Provided records.
______________________________

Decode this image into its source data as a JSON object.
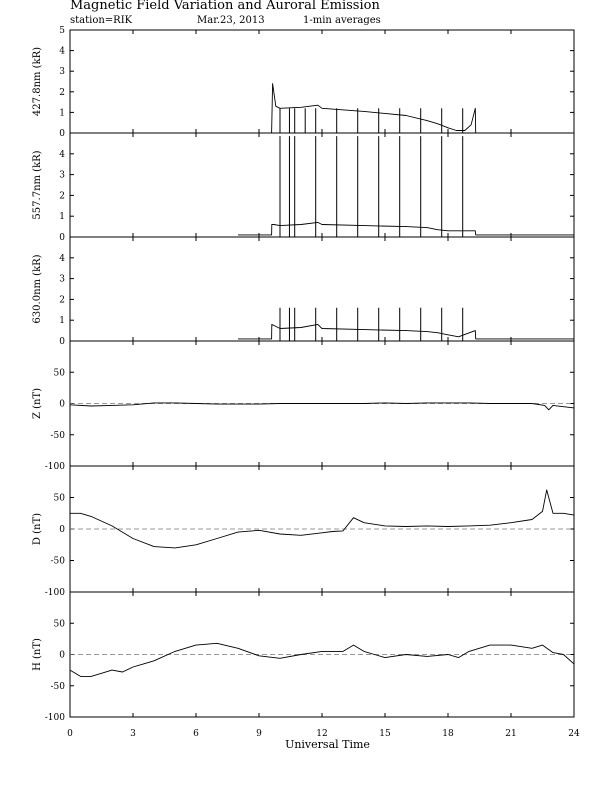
{
  "header": {
    "title": "Magnetic Field Variation and Auroral Emission",
    "station": "station=RIK",
    "date": "Mar.23, 2013",
    "averaging": "1-min averages"
  },
  "chart_data": {
    "type": "line",
    "x_axis": {
      "label": "Universal Time",
      "range": [
        0,
        24
      ],
      "ticks": [
        0,
        3,
        6,
        9,
        12,
        15,
        18,
        21,
        24
      ],
      "tick_labels": [
        "0",
        "3",
        "6",
        "9",
        "12",
        "15",
        "18",
        "21",
        "24"
      ]
    },
    "panels": [
      {
        "ylabel": "427.8nm (kR)",
        "ylim": [
          0,
          5
        ],
        "yticks": [
          0,
          1,
          2,
          3,
          4,
          5
        ],
        "ytick_labels": [
          "0",
          "1",
          "2",
          "3",
          "4",
          "5"
        ],
        "zero_line": false,
        "series": [
          {
            "x": [
              0,
              8,
              9.6,
              9.65,
              9.8,
              10,
              11,
              11.8,
              12,
              14,
              16,
              17,
              17.5,
              18,
              18.4,
              18.8,
              19.1,
              19.3,
              19.32,
              24
            ],
            "y": [
              0,
              0,
              0,
              2.4,
              1.3,
              1.2,
              1.25,
              1.35,
              1.2,
              1.05,
              0.85,
              0.6,
              0.45,
              0.25,
              0.12,
              0.12,
              0.4,
              1.2,
              0,
              0
            ]
          }
        ],
        "spikes": {
          "x": [
            10.0,
            10.45,
            10.7,
            11.2,
            11.7,
            12.7,
            13.7,
            14.7,
            15.7,
            16.7,
            17.7,
            18.7
          ],
          "top": 1.2
        }
      },
      {
        "ylabel": "557.7nm (kR)",
        "ylim": [
          0,
          5
        ],
        "yticks": [
          0,
          1,
          2,
          3,
          4,
          5
        ],
        "ytick_labels": [
          "0",
          "1",
          "2",
          "3",
          "4",
          ""
        ],
        "zero_line": false,
        "series": [
          {
            "x": [
              8,
              9.6,
              9.61,
              9.7,
              10,
              11,
              11.8,
              12,
              14,
              16,
              17,
              17.5,
              18,
              18.5,
              19,
              19.3,
              19.32,
              24
            ],
            "y": [
              0.1,
              0.1,
              0.6,
              0.6,
              0.55,
              0.6,
              0.7,
              0.6,
              0.55,
              0.5,
              0.45,
              0.35,
              0.3,
              0.3,
              0.3,
              0.3,
              0.1,
              0.1
            ]
          }
        ],
        "spikes": {
          "x": [
            10.0,
            10.45,
            10.7,
            11.7,
            12.7,
            13.7,
            14.7,
            15.7,
            16.7,
            17.7,
            18.7
          ],
          "top": 4.85
        }
      },
      {
        "ylabel": "630.0nm (kR)",
        "ylim": [
          0,
          5
        ],
        "yticks": [
          0,
          1,
          2,
          3,
          4,
          5
        ],
        "ytick_labels": [
          "0",
          "1",
          "2",
          "3",
          "4",
          ""
        ],
        "zero_line": false,
        "series": [
          {
            "x": [
              8,
              9.6,
              9.61,
              9.8,
              10,
              11,
              11.8,
              12,
              14,
              16,
              17,
              17.5,
              18,
              18.5,
              19.3,
              19.32,
              24
            ],
            "y": [
              0.1,
              0.1,
              0.8,
              0.7,
              0.6,
              0.65,
              0.8,
              0.6,
              0.55,
              0.5,
              0.45,
              0.4,
              0.3,
              0.2,
              0.5,
              0.1,
              0.1
            ]
          }
        ],
        "spikes": {
          "x": [
            10.0,
            10.45,
            10.7,
            11.7,
            12.7,
            13.7,
            14.7,
            15.7,
            16.7,
            17.7,
            18.7
          ],
          "top": 1.6
        }
      },
      {
        "ylabel": "Z (nT)",
        "ylim": [
          -100,
          100
        ],
        "yticks": [
          -100,
          -50,
          0,
          50
        ],
        "ytick_labels": [
          "-100",
          "-50",
          "0",
          "50"
        ],
        "zero_line": true,
        "series": [
          {
            "x": [
              0,
              1,
              2,
              3,
              4,
              5,
              6,
              7,
              8,
              9,
              10,
              11,
              12,
              13,
              14,
              15,
              16,
              17,
              18,
              19,
              20,
              21,
              22,
              22.6,
              22.8,
              23,
              24
            ],
            "y": [
              -2,
              -4,
              -3,
              -2,
              1,
              1,
              0,
              -1,
              -1,
              -1,
              0,
              0,
              0,
              0,
              0,
              1,
              0,
              1,
              1,
              1,
              0,
              0,
              0,
              -3,
              -10,
              -3,
              -7
            ]
          }
        ]
      },
      {
        "ylabel": "D (nT)",
        "ylim": [
          -100,
          100
        ],
        "yticks": [
          -100,
          -50,
          0,
          50
        ],
        "ytick_labels": [
          "-100",
          "-50",
          "0",
          "50"
        ],
        "zero_line": true,
        "series": [
          {
            "x": [
              0,
              0.5,
              1,
              2,
              3,
              4,
              5,
              6,
              7,
              8,
              9,
              10,
              11,
              12,
              12.5,
              13,
              13.5,
              14,
              15,
              16,
              17,
              18,
              19,
              20,
              21,
              22,
              22.5,
              22.7,
              23,
              23.5,
              24
            ],
            "y": [
              25,
              25,
              20,
              5,
              -15,
              -28,
              -30,
              -25,
              -15,
              -5,
              -2,
              -8,
              -10,
              -6,
              -4,
              -3,
              18,
              10,
              5,
              4,
              5,
              4,
              5,
              6,
              10,
              15,
              28,
              62,
              25,
              25,
              22
            ]
          }
        ]
      },
      {
        "ylabel": "H (nT)",
        "ylim": [
          -100,
          100
        ],
        "yticks": [
          -100,
          -50,
          0,
          50
        ],
        "ytick_labels": [
          "-100",
          "-50",
          "0",
          "50"
        ],
        "zero_line": true,
        "series": [
          {
            "x": [
              0,
              0.5,
              1,
              1.5,
              2,
              2.5,
              3,
              3.5,
              4,
              5,
              6,
              7,
              8,
              9,
              10,
              11,
              12,
              13,
              13.5,
              14,
              14.5,
              15,
              16,
              17,
              18,
              18.5,
              19,
              20,
              21,
              22,
              22.5,
              23,
              23.5,
              24
            ],
            "y": [
              -25,
              -35,
              -35,
              -30,
              -25,
              -28,
              -20,
              -15,
              -10,
              5,
              15,
              18,
              10,
              -2,
              -6,
              0,
              5,
              5,
              15,
              5,
              0,
              -5,
              0,
              -3,
              0,
              -5,
              5,
              15,
              15,
              10,
              15,
              3,
              0,
              -15
            ]
          }
        ]
      }
    ]
  }
}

______________________________

What the exercise asks. Repeat all the records above exactly, leaving out any pictures.

The completed task.
Decode this image into its source data as a JSON object.
{
  "header": {
    "title": "Magnetic Field Variation and Auroral Emission",
    "station": "station=RIK",
    "date": "Mar.23, 2013",
    "averaging": "1-min averages"
  },
  "chart_data": {
    "type": "line",
    "x_axis": {
      "label": "Universal Time",
      "range": [
        0,
        24
      ],
      "ticks": [
        0,
        3,
        6,
        9,
        12,
        15,
        18,
        21,
        24
      ],
      "tick_labels": [
        "0",
        "3",
        "6",
        "9",
        "12",
        "15",
        "18",
        "21",
        "24"
      ]
    },
    "panels": [
      {
        "ylabel": "427.8nm (kR)",
        "ylim": [
          0,
          5
        ],
        "yticks": [
          0,
          1,
          2,
          3,
          4,
          5
        ],
        "ytick_labels": [
          "0",
          "1",
          "2",
          "3",
          "4",
          "5"
        ],
        "zero_line": false,
        "series": [
          {
            "x": [
              0,
              8,
              9.6,
              9.65,
              9.8,
              10,
              11,
              11.8,
              12,
              14,
              16,
              17,
              17.5,
              18,
              18.4,
              18.8,
              19.1,
              19.3,
              19.32,
              24
            ],
            "y": [
              0,
              0,
              0,
              2.4,
              1.3,
              1.2,
              1.25,
              1.35,
              1.2,
              1.05,
              0.85,
              0.6,
              0.45,
              0.25,
              0.12,
              0.12,
              0.4,
              1.2,
              0,
              0
            ]
          }
        ],
        "spikes": {
          "x": [
            10.0,
            10.45,
            10.7,
            11.2,
            11.7,
            12.7,
            13.7,
            14.7,
            15.7,
            16.7,
            17.7,
            18.7
          ],
          "top": 1.2
        }
      },
      {
        "ylabel": "557.7nm (kR)",
        "ylim": [
          0,
          5
        ],
        "yticks": [
          0,
          1,
          2,
          3,
          4,
          5
        ],
        "ytick_labels": [
          "0",
          "1",
          "2",
          "3",
          "4",
          ""
        ],
        "zero_line": false,
        "series": [
          {
            "x": [
              8,
              9.6,
              9.61,
              9.7,
              10,
              11,
              11.8,
              12,
              14,
              16,
              17,
              17.5,
              18,
              18.5,
              19,
              19.3,
              19.32,
              24
            ],
            "y": [
              0.1,
              0.1,
              0.6,
              0.6,
              0.55,
              0.6,
              0.7,
              0.6,
              0.55,
              0.5,
              0.45,
              0.35,
              0.3,
              0.3,
              0.3,
              0.3,
              0.1,
              0.1
            ]
          }
        ],
        "spikes": {
          "x": [
            10.0,
            10.45,
            10.7,
            11.7,
            12.7,
            13.7,
            14.7,
            15.7,
            16.7,
            17.7,
            18.7
          ],
          "top": 4.85
        }
      },
      {
        "ylabel": "630.0nm (kR)",
        "ylim": [
          0,
          5
        ],
        "yticks": [
          0,
          1,
          2,
          3,
          4,
          5
        ],
        "ytick_labels": [
          "0",
          "1",
          "2",
          "3",
          "4",
          ""
        ],
        "zero_line": false,
        "series": [
          {
            "x": [
              8,
              9.6,
              9.61,
              9.8,
              10,
              11,
              11.8,
              12,
              14,
              16,
              17,
              17.5,
              18,
              18.5,
              19.3,
              19.32,
              24
            ],
            "y": [
              0.1,
              0.1,
              0.8,
              0.7,
              0.6,
              0.65,
              0.8,
              0.6,
              0.55,
              0.5,
              0.45,
              0.4,
              0.3,
              0.2,
              0.5,
              0.1,
              0.1
            ]
          }
        ],
        "spikes": {
          "x": [
            10.0,
            10.45,
            10.7,
            11.7,
            12.7,
            13.7,
            14.7,
            15.7,
            16.7,
            17.7,
            18.7
          ],
          "top": 1.6
        }
      },
      {
        "ylabel": "Z (nT)",
        "ylim": [
          -100,
          100
        ],
        "yticks": [
          -100,
          -50,
          0,
          50
        ],
        "ytick_labels": [
          "-100",
          "-50",
          "0",
          "50"
        ],
        "zero_line": true,
        "series": [
          {
            "x": [
              0,
              1,
              2,
              3,
              4,
              5,
              6,
              7,
              8,
              9,
              10,
              11,
              12,
              13,
              14,
              15,
              16,
              17,
              18,
              19,
              20,
              21,
              22,
              22.6,
              22.8,
              23,
              24
            ],
            "y": [
              -2,
              -4,
              -3,
              -2,
              1,
              1,
              0,
              -1,
              -1,
              -1,
              0,
              0,
              0,
              0,
              0,
              1,
              0,
              1,
              1,
              1,
              0,
              0,
              0,
              -3,
              -10,
              -3,
              -7
            ]
          }
        ]
      },
      {
        "ylabel": "D (nT)",
        "ylim": [
          -100,
          100
        ],
        "yticks": [
          -100,
          -50,
          0,
          50
        ],
        "ytick_labels": [
          "-100",
          "-50",
          "0",
          "50"
        ],
        "zero_line": true,
        "series": [
          {
            "x": [
              0,
              0.5,
              1,
              2,
              3,
              4,
              5,
              6,
              7,
              8,
              9,
              10,
              11,
              12,
              12.5,
              13,
              13.5,
              14,
              15,
              16,
              17,
              18,
              19,
              20,
              21,
              22,
              22.5,
              22.7,
              23,
              23.5,
              24
            ],
            "y": [
              25,
              25,
              20,
              5,
              -15,
              -28,
              -30,
              -25,
              -15,
              -5,
              -2,
              -8,
              -10,
              -6,
              -4,
              -3,
              18,
              10,
              5,
              4,
              5,
              4,
              5,
              6,
              10,
              15,
              28,
              62,
              25,
              25,
              22
            ]
          }
        ]
      },
      {
        "ylabel": "H (nT)",
        "ylim": [
          -100,
          100
        ],
        "yticks": [
          -100,
          -50,
          0,
          50
        ],
        "ytick_labels": [
          "-100",
          "-50",
          "0",
          "50"
        ],
        "zero_line": true,
        "series": [
          {
            "x": [
              0,
              0.5,
              1,
              1.5,
              2,
              2.5,
              3,
              3.5,
              4,
              5,
              6,
              7,
              8,
              9,
              10,
              11,
              12,
              13,
              13.5,
              14,
              14.5,
              15,
              16,
              17,
              18,
              18.5,
              19,
              20,
              21,
              22,
              22.5,
              23,
              23.5,
              24
            ],
            "y": [
              -25,
              -35,
              -35,
              -30,
              -25,
              -28,
              -20,
              -15,
              -10,
              5,
              15,
              18,
              10,
              -2,
              -6,
              0,
              5,
              5,
              15,
              5,
              0,
              -5,
              0,
              -3,
              0,
              -5,
              5,
              15,
              15,
              10,
              15,
              3,
              0,
              -15
            ]
          }
        ]
      }
    ]
  }
}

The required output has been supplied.